■ **Objective**: Copy every line of the following data that includes the string "JSON".

--- start ---

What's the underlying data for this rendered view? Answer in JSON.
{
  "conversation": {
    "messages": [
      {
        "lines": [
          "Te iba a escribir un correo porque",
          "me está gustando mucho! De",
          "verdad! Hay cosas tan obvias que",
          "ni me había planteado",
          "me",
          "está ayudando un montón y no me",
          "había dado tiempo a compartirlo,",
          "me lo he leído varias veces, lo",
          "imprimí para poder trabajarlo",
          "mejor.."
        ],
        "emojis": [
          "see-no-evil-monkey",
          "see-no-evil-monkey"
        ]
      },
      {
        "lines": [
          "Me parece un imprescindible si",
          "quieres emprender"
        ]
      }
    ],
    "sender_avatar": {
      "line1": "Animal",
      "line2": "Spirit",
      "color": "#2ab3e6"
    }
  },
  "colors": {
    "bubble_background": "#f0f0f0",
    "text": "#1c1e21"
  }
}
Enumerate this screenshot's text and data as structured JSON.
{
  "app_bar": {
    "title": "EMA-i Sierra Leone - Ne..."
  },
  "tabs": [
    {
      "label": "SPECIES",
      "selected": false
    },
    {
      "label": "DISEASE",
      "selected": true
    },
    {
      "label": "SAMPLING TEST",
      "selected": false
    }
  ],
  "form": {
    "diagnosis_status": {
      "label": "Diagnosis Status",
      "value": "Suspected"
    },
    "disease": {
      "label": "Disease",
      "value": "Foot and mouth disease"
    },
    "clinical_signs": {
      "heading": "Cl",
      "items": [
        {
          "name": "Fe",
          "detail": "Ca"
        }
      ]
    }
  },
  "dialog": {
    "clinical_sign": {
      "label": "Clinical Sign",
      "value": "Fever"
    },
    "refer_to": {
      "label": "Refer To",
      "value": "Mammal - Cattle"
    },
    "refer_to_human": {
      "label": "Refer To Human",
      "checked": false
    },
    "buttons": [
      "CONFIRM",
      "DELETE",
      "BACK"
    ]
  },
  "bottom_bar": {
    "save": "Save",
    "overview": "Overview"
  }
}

--- end ---

■ **Result of the task**:
What's the underlying data for this rendered view? Answer in JSON.
Enumerate this screenshot's text and data as structured JSON.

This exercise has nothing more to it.